-- BEGIN Data for the task --

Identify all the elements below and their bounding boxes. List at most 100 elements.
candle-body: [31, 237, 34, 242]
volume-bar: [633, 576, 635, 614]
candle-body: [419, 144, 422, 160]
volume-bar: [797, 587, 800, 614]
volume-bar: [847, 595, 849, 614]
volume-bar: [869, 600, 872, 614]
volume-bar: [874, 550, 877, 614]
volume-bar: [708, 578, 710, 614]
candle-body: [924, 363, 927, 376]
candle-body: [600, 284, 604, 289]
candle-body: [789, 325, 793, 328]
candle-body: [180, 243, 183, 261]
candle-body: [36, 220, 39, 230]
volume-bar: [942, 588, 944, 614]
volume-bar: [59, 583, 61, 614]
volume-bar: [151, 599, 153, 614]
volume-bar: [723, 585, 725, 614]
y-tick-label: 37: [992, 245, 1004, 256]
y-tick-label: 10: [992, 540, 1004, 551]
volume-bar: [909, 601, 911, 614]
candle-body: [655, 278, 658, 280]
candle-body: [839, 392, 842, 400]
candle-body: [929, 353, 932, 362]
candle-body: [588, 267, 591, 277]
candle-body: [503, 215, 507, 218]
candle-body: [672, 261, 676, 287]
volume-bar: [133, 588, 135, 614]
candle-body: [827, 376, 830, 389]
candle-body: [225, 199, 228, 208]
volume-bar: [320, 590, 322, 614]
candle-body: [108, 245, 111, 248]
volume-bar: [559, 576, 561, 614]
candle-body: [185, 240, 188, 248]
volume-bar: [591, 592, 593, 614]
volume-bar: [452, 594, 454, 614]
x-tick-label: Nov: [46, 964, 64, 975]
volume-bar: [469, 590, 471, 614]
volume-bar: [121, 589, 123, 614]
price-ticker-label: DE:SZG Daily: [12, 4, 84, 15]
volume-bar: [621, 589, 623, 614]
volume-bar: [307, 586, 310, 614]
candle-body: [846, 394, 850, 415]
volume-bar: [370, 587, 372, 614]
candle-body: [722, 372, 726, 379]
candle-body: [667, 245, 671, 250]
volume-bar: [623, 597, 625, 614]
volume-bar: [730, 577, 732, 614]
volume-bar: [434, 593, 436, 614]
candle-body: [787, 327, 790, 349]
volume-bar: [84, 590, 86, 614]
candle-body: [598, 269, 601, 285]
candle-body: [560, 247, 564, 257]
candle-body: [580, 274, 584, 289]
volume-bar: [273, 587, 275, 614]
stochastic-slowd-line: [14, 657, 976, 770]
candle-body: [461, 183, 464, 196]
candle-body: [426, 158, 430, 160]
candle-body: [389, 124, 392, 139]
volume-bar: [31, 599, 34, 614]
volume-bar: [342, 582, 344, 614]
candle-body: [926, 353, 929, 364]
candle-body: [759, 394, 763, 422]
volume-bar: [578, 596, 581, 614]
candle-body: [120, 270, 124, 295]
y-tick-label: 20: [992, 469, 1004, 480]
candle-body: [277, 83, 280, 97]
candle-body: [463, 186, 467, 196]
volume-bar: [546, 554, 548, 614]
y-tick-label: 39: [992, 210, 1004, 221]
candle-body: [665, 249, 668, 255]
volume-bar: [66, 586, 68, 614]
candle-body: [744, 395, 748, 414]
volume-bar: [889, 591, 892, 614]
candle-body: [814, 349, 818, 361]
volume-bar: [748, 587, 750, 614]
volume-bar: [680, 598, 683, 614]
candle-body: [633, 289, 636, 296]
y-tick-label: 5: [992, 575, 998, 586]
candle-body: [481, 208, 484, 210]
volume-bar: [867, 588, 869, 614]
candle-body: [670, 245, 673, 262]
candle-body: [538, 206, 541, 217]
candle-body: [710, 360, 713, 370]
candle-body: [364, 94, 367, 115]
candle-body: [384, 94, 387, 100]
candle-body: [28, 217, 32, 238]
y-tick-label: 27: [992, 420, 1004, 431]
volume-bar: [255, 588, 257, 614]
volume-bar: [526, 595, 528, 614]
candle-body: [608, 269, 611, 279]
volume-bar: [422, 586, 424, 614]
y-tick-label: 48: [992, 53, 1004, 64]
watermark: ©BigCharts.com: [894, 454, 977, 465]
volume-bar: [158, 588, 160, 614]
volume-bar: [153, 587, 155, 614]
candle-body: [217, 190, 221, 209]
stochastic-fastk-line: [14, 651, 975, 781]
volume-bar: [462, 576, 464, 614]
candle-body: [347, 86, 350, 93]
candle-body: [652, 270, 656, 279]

-- END Data for the task --

- [Stated problem] Return every line of the records above verbatim, with no alterations.

- [Response to this exercise]
Identify all the elements below and their bounding boxes. List at most 100 elements.
candle-body: [31, 237, 34, 242]
volume-bar: [633, 576, 635, 614]
candle-body: [419, 144, 422, 160]
volume-bar: [797, 587, 800, 614]
volume-bar: [847, 595, 849, 614]
volume-bar: [869, 600, 872, 614]
volume-bar: [874, 550, 877, 614]
volume-bar: [708, 578, 710, 614]
candle-body: [924, 363, 927, 376]
candle-body: [600, 284, 604, 289]
candle-body: [789, 325, 793, 328]
candle-body: [180, 243, 183, 261]
candle-body: [36, 220, 39, 230]
volume-bar: [942, 588, 944, 614]
volume-bar: [59, 583, 61, 614]
volume-bar: [151, 599, 153, 614]
volume-bar: [723, 585, 725, 614]
y-tick-label: 37: [992, 245, 1004, 256]
y-tick-label: 10: [992, 540, 1004, 551]
volume-bar: [909, 601, 911, 614]
candle-body: [655, 278, 658, 280]
candle-body: [839, 392, 842, 400]
candle-body: [929, 353, 932, 362]
candle-body: [588, 267, 591, 277]
candle-body: [503, 215, 507, 218]
candle-body: [672, 261, 676, 287]
volume-bar: [133, 588, 135, 614]
candle-body: [827, 376, 830, 389]
candle-body: [225, 199, 228, 208]
volume-bar: [320, 590, 322, 614]
candle-body: [108, 245, 111, 248]
volume-bar: [559, 576, 561, 614]
candle-body: [185, 240, 188, 248]
volume-bar: [591, 592, 593, 614]
volume-bar: [452, 594, 454, 614]
x-tick-label: Nov: [46, 964, 64, 975]
volume-bar: [469, 590, 471, 614]
volume-bar: [121, 589, 123, 614]
price-ticker-label: DE:SZG Daily: [12, 4, 84, 15]
volume-bar: [621, 589, 623, 614]
volume-bar: [307, 586, 310, 614]
candle-body: [846, 394, 850, 415]
volume-bar: [370, 587, 372, 614]
candle-body: [722, 372, 726, 379]
candle-body: [667, 245, 671, 250]
volume-bar: [623, 597, 625, 614]
volume-bar: [730, 577, 732, 614]
volume-bar: [434, 593, 436, 614]
candle-body: [787, 327, 790, 349]
volume-bar: [84, 590, 86, 614]
candle-body: [598, 269, 601, 285]
candle-body: [560, 247, 564, 257]
candle-body: [580, 274, 584, 289]
volume-bar: [273, 587, 275, 614]
stochastic-slowd-line: [14, 657, 976, 770]
candle-body: [461, 183, 464, 196]
candle-body: [426, 158, 430, 160]
candle-body: [389, 124, 392, 139]
volume-bar: [31, 599, 34, 614]
volume-bar: [342, 582, 344, 614]
candle-body: [926, 353, 929, 364]
candle-body: [759, 394, 763, 422]
volume-bar: [578, 596, 581, 614]
candle-body: [120, 270, 124, 295]
y-tick-label: 20: [992, 469, 1004, 480]
candle-body: [277, 83, 280, 97]
candle-body: [463, 186, 467, 196]
volume-bar: [546, 554, 548, 614]
y-tick-label: 39: [992, 210, 1004, 221]
candle-body: [665, 249, 668, 255]
volume-bar: [66, 586, 68, 614]
candle-body: [744, 395, 748, 414]
volume-bar: [889, 591, 892, 614]
candle-body: [814, 349, 818, 361]
volume-bar: [748, 587, 750, 614]
volume-bar: [680, 598, 683, 614]
candle-body: [633, 289, 636, 296]
y-tick-label: 5: [992, 575, 998, 586]
candle-body: [481, 208, 484, 210]
volume-bar: [867, 588, 869, 614]
candle-body: [670, 245, 673, 262]
candle-body: [538, 206, 541, 217]
candle-body: [710, 360, 713, 370]
candle-body: [364, 94, 367, 115]
candle-body: [384, 94, 387, 100]
candle-body: [28, 217, 32, 238]
y-tick-label: 27: [992, 420, 1004, 431]
volume-bar: [255, 588, 257, 614]
volume-bar: [526, 595, 528, 614]
candle-body: [608, 269, 611, 279]
volume-bar: [422, 586, 424, 614]
y-tick-label: 48: [992, 53, 1004, 64]
watermark: ©BigCharts.com: [894, 454, 977, 465]
volume-bar: [158, 588, 160, 614]
volume-bar: [153, 587, 155, 614]
candle-body: [217, 190, 221, 209]
stochastic-fastk-line: [14, 651, 975, 781]
volume-bar: [462, 576, 464, 614]
candle-body: [347, 86, 350, 93]
candle-body: [652, 270, 656, 279]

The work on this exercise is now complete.